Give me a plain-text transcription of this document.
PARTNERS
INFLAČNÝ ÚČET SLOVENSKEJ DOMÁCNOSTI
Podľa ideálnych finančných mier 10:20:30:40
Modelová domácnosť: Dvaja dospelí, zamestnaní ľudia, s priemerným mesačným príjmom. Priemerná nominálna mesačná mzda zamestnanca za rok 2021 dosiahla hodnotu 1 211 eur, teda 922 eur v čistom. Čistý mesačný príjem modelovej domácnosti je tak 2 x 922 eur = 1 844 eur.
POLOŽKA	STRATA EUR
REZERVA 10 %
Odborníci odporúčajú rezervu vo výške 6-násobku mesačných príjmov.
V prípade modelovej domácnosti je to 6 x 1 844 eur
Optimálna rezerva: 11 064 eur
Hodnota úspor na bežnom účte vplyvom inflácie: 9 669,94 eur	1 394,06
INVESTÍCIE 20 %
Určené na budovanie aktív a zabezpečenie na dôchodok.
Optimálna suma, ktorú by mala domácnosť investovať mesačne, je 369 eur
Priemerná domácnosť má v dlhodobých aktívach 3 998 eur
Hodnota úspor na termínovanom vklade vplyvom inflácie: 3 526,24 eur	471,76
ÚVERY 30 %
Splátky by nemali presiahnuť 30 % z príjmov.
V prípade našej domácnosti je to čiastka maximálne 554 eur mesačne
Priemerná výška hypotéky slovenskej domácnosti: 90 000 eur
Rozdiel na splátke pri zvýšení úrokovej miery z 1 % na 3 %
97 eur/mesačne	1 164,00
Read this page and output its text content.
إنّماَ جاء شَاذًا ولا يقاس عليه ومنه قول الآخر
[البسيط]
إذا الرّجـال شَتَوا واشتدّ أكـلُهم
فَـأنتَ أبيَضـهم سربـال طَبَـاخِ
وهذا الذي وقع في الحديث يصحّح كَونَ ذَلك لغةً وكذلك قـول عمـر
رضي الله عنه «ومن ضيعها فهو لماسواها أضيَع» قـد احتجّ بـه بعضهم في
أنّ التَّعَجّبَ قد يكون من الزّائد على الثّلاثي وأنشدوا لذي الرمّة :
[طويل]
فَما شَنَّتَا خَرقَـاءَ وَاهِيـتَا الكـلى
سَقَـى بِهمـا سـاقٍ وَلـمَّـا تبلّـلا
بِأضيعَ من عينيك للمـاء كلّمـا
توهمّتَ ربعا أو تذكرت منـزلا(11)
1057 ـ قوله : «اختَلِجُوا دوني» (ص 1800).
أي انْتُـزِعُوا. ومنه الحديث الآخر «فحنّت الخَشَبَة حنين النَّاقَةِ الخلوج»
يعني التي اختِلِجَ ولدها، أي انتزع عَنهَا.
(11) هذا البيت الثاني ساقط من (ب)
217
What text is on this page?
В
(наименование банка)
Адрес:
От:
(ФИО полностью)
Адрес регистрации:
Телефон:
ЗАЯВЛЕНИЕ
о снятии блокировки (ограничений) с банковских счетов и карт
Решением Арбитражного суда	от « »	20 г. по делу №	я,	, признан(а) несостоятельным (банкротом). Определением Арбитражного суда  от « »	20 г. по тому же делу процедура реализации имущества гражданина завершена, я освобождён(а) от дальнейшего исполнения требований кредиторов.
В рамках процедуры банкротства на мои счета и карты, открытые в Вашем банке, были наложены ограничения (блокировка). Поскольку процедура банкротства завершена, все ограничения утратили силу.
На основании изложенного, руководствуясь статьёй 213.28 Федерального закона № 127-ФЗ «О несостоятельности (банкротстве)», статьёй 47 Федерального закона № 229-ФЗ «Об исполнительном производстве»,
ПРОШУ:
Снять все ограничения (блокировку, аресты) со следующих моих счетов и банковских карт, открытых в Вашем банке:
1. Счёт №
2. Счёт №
_ _ _ _ _ _ _
- GOAL OF THE EXERCISE:
Return the material in full, exactly as shown.

- COMPLETE ANSWER:
Give me a plain-text transcription of this document.
PARTNERS
INFLAČNÝ ÚČET SLOVENSKEJ DOMÁCNOSTI
Podľa ideálnych finančných mier 10:20:30:40
Modelová domácnosť: Dvaja dospelí, zamestnaní ľudia, s priemerným mesačným príjmom. Priemerná nominálna mesačná mzda zamestnanca za rok 2021 dosiahla hodnotu 1 211 eur, teda 922 eur v čistom. Čistý mesačný príjem modelovej domácnosti je tak 2 x 922 eur = 1 844 eur.
POLOŽKA	STRATA EUR
REZERVA 10 %
Odborníci odporúčajú rezervu vo výške 6-násobku mesačných príjmov.
V prípade modelovej domácnosti je to 6 x 1 844 eur
Optimálna rezerva: 11 064 eur
Hodnota úspor na bežnom účte vplyvom inflácie: 9 669,94 eur	1 394,06
INVESTÍCIE 20 %
Určené na budovanie aktív a zabezpečenie na dôchodok.
Optimálna suma, ktorú by mala domácnosť investovať mesačne, je 369 eur
Priemerná domácnosť má v dlhodobých aktívach 3 998 eur
Hodnota úspor na termínovanom vklade vplyvom inflácie: 3 526,24 eur	471,76
ÚVERY 30 %
Splátky by nemali presiahnuť 30 % z príjmov.
V prípade našej domácnosti je to čiastka maximálne 554 eur mesačne
Priemerná výška hypotéky slovenskej domácnosti: 90 000 eur
Rozdiel na splátke pri zvýšení úrokovej miery z 1 % na 3 %
97 eur/mesačne	1 164,00
Read this page and output its text content.
إنّماَ جاء شَاذًا ولا يقاس عليه ومنه قول الآخر
[البسيط]
إذا الرّجـال شَتَوا واشتدّ أكـلُهم
فَـأنتَ أبيَضـهم سربـال طَبَـاخِ
وهذا الذي وقع في الحديث يصحّح كَونَ ذَلك لغةً وكذلك قـول عمـر
رضي الله عنه «ومن ضيعها فهو لماسواها أضيَع» قـد احتجّ بـه بعضهم في
أنّ التَّعَجّبَ قد يكون من الزّائد على الثّلاثي وأنشدوا لذي الرمّة :
[طويل]
فَما شَنَّتَا خَرقَـاءَ وَاهِيـتَا الكـلى
سَقَـى بِهمـا سـاقٍ وَلـمَّـا تبلّـلا
بِأضيعَ من عينيك للمـاء كلّمـا
توهمّتَ ربعا أو تذكرت منـزلا(11)
1057 ـ قوله : «اختَلِجُوا دوني» (ص 1800).
أي انْتُـزِعُوا. ومنه الحديث الآخر «فحنّت الخَشَبَة حنين النَّاقَةِ الخلوج»
يعني التي اختِلِجَ ولدها، أي انتزع عَنهَا.
(11) هذا البيت الثاني ساقط من (ب)
217
What text is on this page?
В
(наименование банка)
Адрес:
От:
(ФИО полностью)
Адрес регистрации:
Телефон:
ЗАЯВЛЕНИЕ
о снятии блокировки (ограничений) с банковских счетов и карт
Решением Арбитражного суда	от « »	20 г. по делу №	я,	, признан(а) несостоятельным (банкротом). Определением Арбитражного суда  от « »	20 г. по тому же делу процедура реализации имущества гражданина завершена, я освобождён(а) от дальнейшего исполнения требований кредиторов.
В рамках процедуры банкротства на мои счета и карты, открытые в Вашем банке, были наложены ограничения (блокировка). Поскольку процедура банкротства завершена, все ограничения утратили силу.
На основании изложенного, руководствуясь статьёй 213.28 Федерального закона № 127-ФЗ «О несостоятельности (банкротстве)», статьёй 47 Федерального закона № 229-ФЗ «Об исполнительном производстве»,
ПРОШУ:
Снять все ограничения (блокировку, аресты) со следующих моих счетов и банковских карт, открытых в Вашем банке:
1. Счёт №
2. Счёт №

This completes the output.